### PROBLEM TO SOLVE
Extract every line that contains the string "lactate".

-- RAW RECORDS start --

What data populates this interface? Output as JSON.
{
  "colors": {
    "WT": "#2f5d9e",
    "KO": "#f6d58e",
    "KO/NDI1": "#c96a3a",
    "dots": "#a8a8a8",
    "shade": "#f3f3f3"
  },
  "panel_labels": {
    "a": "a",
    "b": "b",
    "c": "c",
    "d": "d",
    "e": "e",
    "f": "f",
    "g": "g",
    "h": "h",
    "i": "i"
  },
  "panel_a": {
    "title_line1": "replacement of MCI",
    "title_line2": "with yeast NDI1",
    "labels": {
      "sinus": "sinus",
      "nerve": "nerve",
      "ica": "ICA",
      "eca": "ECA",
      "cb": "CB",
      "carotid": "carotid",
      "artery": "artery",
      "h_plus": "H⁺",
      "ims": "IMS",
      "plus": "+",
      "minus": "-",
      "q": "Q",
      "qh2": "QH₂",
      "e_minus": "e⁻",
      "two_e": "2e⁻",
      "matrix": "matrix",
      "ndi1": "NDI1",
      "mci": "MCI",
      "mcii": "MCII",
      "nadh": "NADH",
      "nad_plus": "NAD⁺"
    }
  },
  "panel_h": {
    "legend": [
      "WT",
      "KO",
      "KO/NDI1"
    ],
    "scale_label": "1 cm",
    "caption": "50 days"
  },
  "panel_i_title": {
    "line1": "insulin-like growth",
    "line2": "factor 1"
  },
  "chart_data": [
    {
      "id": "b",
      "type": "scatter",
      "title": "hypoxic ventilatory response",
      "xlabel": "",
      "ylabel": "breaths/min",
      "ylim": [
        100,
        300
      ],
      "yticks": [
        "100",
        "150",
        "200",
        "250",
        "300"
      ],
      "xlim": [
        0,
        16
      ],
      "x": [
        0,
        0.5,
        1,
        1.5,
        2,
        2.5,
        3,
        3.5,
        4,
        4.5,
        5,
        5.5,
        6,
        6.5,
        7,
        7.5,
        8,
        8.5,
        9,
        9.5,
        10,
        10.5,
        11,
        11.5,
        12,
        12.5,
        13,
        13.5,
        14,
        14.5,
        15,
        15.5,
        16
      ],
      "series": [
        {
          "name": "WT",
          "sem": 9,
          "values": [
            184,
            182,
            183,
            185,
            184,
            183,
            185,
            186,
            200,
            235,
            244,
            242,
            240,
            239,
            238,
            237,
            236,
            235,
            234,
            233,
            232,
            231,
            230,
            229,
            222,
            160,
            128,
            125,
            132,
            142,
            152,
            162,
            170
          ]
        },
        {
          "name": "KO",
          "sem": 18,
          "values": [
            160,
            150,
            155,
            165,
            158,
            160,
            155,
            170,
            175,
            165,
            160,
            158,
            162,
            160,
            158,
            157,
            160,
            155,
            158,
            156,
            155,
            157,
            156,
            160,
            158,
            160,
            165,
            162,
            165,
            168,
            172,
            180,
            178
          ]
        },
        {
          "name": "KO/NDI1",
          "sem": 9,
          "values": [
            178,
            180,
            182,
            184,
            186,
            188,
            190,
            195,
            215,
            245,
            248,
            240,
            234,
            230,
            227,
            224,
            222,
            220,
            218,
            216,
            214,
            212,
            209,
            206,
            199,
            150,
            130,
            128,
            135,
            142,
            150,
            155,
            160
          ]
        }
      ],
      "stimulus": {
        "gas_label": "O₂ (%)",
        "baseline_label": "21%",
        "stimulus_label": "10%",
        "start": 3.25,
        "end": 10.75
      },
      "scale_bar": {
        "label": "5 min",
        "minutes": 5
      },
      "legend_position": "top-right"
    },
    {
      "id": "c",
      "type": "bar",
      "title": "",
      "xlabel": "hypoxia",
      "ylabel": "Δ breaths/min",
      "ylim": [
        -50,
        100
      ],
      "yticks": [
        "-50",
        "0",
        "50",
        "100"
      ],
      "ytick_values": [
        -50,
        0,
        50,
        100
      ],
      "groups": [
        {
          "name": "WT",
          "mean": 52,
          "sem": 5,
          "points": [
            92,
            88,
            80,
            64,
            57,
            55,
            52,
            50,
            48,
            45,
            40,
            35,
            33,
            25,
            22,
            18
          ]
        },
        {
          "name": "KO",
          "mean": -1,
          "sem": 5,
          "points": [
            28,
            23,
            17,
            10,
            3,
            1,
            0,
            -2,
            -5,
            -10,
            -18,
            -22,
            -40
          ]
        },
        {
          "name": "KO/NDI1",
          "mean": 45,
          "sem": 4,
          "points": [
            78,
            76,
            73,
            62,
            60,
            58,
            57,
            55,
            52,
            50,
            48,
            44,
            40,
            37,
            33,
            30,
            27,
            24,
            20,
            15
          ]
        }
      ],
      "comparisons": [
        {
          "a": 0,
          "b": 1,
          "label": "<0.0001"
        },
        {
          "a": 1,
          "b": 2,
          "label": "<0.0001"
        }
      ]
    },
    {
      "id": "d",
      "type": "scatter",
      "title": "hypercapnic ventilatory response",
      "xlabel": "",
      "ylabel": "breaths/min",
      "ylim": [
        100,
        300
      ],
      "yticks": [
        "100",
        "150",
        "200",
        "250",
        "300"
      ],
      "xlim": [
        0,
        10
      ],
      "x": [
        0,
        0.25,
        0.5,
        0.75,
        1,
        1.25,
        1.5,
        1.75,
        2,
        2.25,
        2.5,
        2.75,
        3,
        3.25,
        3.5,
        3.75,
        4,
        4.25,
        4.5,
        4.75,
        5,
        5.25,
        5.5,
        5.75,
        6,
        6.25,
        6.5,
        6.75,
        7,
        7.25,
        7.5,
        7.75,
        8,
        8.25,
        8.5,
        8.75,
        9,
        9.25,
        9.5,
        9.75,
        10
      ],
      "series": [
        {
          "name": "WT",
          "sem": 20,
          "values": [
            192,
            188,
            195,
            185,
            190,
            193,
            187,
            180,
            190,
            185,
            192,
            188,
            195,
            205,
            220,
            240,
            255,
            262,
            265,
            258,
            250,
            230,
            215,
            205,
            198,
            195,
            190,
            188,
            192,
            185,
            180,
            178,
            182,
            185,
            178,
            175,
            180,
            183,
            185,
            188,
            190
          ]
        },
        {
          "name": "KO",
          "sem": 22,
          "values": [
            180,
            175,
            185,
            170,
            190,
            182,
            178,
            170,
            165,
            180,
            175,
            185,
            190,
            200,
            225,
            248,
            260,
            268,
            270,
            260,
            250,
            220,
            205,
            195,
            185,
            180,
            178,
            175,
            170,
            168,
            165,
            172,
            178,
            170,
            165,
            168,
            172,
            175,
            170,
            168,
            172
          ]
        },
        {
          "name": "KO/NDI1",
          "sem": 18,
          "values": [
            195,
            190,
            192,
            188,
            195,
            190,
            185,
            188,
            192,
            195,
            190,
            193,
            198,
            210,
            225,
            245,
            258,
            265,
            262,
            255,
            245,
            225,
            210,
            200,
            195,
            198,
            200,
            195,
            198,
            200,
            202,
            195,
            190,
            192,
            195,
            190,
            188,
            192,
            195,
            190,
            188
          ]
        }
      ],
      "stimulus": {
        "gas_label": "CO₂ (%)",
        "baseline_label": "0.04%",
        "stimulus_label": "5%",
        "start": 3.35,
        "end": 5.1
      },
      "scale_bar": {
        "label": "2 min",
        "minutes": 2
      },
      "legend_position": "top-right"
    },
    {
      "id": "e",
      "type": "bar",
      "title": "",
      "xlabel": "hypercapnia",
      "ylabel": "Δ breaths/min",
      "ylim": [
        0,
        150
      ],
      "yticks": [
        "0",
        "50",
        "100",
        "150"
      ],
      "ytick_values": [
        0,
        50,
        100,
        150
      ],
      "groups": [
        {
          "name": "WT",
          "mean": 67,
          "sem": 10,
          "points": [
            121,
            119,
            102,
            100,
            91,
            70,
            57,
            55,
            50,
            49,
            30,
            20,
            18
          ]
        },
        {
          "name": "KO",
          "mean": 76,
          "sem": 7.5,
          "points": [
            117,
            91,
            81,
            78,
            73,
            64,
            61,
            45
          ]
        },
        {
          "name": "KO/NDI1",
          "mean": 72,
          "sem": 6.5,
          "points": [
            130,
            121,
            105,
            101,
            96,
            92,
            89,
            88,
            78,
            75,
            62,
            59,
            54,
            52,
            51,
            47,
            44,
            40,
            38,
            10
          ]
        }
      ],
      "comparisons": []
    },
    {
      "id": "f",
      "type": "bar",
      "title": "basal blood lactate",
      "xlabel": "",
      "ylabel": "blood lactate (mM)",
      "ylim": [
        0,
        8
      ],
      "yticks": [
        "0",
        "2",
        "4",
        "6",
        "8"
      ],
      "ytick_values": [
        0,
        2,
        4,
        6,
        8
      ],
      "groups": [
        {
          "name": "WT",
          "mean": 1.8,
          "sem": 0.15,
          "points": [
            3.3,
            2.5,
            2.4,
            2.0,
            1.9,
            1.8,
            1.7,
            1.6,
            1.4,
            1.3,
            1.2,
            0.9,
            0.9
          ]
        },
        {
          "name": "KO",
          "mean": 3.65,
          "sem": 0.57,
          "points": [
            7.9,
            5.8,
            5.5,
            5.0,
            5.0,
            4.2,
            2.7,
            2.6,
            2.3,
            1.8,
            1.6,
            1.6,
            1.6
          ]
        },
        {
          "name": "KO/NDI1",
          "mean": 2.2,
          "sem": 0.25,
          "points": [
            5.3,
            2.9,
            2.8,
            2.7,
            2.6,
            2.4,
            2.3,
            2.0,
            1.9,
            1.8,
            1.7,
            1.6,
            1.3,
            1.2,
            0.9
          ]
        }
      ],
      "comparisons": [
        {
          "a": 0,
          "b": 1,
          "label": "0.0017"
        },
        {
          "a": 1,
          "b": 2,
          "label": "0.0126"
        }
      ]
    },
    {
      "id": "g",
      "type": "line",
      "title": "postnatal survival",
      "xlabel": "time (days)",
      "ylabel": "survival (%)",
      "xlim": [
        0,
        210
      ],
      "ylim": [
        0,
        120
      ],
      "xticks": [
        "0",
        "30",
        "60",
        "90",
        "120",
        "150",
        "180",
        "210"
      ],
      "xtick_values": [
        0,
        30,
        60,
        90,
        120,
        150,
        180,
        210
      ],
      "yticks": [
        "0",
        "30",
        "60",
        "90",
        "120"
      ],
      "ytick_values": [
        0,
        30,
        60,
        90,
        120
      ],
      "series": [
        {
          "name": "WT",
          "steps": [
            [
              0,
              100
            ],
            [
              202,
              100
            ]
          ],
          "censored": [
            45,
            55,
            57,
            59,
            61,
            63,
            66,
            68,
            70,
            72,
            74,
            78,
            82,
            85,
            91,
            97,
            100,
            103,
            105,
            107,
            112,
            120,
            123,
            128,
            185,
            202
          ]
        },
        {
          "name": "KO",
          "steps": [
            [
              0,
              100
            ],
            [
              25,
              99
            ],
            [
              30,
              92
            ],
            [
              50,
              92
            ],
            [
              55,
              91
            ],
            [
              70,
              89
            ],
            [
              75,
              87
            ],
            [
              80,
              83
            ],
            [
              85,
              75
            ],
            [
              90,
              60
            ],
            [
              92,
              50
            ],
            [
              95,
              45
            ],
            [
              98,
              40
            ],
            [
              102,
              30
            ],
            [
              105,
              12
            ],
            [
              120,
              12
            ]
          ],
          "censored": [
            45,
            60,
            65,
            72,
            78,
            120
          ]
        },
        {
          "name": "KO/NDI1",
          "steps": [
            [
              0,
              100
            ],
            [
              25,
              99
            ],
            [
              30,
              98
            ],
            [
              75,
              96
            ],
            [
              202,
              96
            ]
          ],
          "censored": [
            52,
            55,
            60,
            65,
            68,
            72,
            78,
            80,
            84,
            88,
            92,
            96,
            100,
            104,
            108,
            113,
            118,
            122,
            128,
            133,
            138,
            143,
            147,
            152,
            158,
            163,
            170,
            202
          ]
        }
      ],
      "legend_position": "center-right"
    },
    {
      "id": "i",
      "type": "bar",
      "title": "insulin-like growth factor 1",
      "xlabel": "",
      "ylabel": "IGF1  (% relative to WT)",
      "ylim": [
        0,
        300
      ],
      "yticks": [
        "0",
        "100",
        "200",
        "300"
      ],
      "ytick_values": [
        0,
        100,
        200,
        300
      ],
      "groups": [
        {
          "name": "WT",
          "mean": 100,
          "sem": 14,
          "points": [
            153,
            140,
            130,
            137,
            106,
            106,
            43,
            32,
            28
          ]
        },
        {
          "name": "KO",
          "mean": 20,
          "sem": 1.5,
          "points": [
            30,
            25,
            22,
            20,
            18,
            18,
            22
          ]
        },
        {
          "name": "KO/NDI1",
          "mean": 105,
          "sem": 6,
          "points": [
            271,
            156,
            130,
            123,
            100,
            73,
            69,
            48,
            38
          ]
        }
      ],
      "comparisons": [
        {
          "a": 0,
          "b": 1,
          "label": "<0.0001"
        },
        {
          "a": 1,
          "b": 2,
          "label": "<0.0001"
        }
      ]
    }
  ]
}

-- RAW RECORDS end --

### TASK SOLUTION
      "title": "basal blood lactate",
      "ylabel": "blood lactate (mM)",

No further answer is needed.